- Given passage -
***

Using Midnight's Compact smart contracts, the student generates zero-knowledge proofs for these specific claims. These proofs are cryptographically verifiable and cannot be forged, but they reveal only the minimum information the employer needs.

The student can create multiple different proofs from the same credential for different job applications, each tailored to that specific employer's requirements.

Step 4: Instant Employer Verification

The student shares a verification link with the employer. When the employer accesses this link, they see:

The specific claims being proven (e.g., "GPA > 3.5", "CS degree", "graduated 2020-2024")

Cryptographic proof that these claims are valid

Verification that the data came from an authenticated university domain (via zkTLS)

Confirmation that the proofs haven't been tampered with

Verification happens instantly—in seconds, not weeks. The employer doesn't need to contact the university, doesn't need to pay for background check services, and doesn't receive any information beyond what was explicitly proven. There's no risk of credential fraud because the proofs are cryptographically guaranteed to be valid.

Why This Solution Is Unique

No API Integration Required: Unlike traditional digital credential systems that require universities to implement specific APIs or join credential networks, CredentialZK works with existing university portals immediately. This removes the biggest barrier to adoption—waiting for institutional buy-in.

True Privacy Preservation: Unlike public blockchain credentials that expose all data permanently, or centralized services that collect full transcripts, CredentialZK uses selective disclosure. Students prove only what's necessary for each specific situation while keeping their complete academic history private.

***

- Part of a data file -
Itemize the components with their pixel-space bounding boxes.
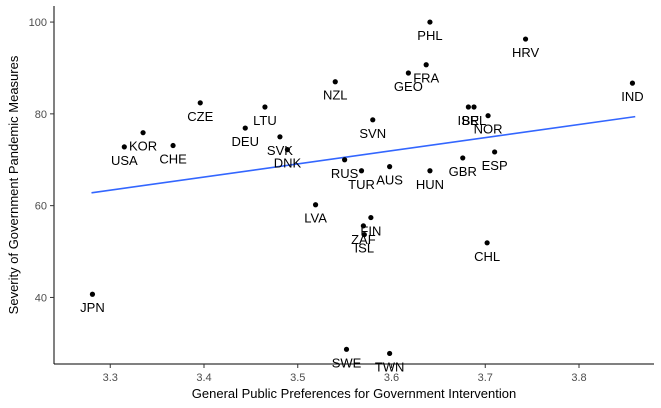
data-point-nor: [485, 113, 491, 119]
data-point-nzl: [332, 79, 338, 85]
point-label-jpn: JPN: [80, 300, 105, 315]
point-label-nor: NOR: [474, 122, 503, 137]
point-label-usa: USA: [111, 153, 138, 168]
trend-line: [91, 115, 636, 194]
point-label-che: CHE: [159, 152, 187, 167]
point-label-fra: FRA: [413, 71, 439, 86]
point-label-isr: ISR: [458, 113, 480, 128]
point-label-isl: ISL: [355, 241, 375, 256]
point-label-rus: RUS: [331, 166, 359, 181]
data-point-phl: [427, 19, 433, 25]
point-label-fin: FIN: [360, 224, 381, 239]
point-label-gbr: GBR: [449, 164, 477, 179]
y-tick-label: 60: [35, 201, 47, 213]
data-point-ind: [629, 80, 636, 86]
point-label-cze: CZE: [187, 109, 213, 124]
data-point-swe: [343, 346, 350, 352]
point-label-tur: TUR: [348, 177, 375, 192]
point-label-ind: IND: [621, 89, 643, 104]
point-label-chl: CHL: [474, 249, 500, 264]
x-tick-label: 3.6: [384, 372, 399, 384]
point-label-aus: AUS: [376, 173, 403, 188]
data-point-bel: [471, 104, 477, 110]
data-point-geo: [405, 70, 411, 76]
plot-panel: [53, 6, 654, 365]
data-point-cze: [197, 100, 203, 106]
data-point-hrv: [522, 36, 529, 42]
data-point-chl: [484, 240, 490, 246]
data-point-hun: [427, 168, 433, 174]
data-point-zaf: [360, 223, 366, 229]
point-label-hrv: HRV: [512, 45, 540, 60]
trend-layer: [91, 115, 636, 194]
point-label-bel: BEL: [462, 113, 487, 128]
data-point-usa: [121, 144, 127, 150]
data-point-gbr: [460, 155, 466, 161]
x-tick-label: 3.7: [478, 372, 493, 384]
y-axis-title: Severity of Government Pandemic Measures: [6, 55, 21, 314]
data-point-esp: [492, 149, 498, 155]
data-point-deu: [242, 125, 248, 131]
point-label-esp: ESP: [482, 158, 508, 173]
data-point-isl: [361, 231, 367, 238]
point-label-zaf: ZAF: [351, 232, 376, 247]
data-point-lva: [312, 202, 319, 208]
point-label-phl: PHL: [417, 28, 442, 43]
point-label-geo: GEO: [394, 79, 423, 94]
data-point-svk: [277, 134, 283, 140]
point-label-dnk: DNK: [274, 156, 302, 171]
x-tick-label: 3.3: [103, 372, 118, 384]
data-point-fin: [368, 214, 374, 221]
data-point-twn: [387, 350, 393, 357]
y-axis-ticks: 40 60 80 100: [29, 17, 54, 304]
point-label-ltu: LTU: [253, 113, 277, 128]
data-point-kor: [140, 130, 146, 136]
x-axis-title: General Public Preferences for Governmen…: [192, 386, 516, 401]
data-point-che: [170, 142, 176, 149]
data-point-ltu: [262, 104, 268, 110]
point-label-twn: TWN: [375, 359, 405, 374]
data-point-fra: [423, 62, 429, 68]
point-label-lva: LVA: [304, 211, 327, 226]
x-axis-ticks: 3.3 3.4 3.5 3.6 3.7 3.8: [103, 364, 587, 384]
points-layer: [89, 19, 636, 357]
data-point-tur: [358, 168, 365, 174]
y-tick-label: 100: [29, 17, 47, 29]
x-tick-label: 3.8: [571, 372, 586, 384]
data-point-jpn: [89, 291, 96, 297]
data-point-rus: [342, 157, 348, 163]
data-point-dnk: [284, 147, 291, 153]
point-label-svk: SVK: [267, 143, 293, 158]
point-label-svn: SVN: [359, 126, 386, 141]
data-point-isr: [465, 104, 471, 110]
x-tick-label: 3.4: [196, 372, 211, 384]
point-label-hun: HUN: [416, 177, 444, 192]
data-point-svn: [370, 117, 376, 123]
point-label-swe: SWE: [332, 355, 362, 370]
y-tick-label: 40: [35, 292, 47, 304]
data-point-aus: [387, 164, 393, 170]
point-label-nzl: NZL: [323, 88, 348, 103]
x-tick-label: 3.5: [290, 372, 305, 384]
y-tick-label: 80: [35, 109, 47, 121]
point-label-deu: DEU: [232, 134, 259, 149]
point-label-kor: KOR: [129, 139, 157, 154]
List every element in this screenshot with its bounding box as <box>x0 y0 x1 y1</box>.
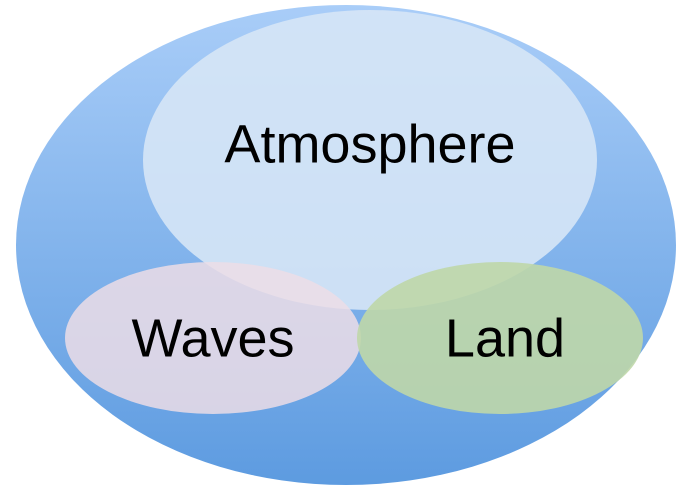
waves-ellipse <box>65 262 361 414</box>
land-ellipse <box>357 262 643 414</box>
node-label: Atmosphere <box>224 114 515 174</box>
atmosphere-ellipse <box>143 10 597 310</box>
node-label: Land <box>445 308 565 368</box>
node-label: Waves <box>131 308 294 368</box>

***

- Written exercise 1 -
Reproduce the CredentialZK text word for word from "No API Integration" to "academic history private.".
- Written exercise 2 -
Decide whether each statement agrees with the CredentialZK text, answering yes or no and quoting the words that settle it: (a) The employer has to contact the university to confirm the claims. (b) A student can produce several different proofs from one credential. (c) CredentialZK works only if universities implement specific APIs.
Rely only on the CredentialZK text when responding.

- Written response 1 -
No API Integration Required: Unlike traditional digital credential systems that require universities to implement specific APIs or join credential networks, CredentialZK works with existing university portals immediately. This removes the biggest barrier to adoption—waiting for institutional buy-in.

True Privacy Preservation: Unlike public blockchain credentials that expose all data permanently, or centralized services that collect full transcripts, CredentialZK uses selective disclosure. Students prove only what's necessary for each specific situation while keeping their complete academic history private.

- Written response 2 -
(a) No: "The employer doesn't need to contact the university"
(b) Yes: "The student can create multiple different proofs from the same credential for different job applications"
(c) No: "CredentialZK works with existing university portals immediately"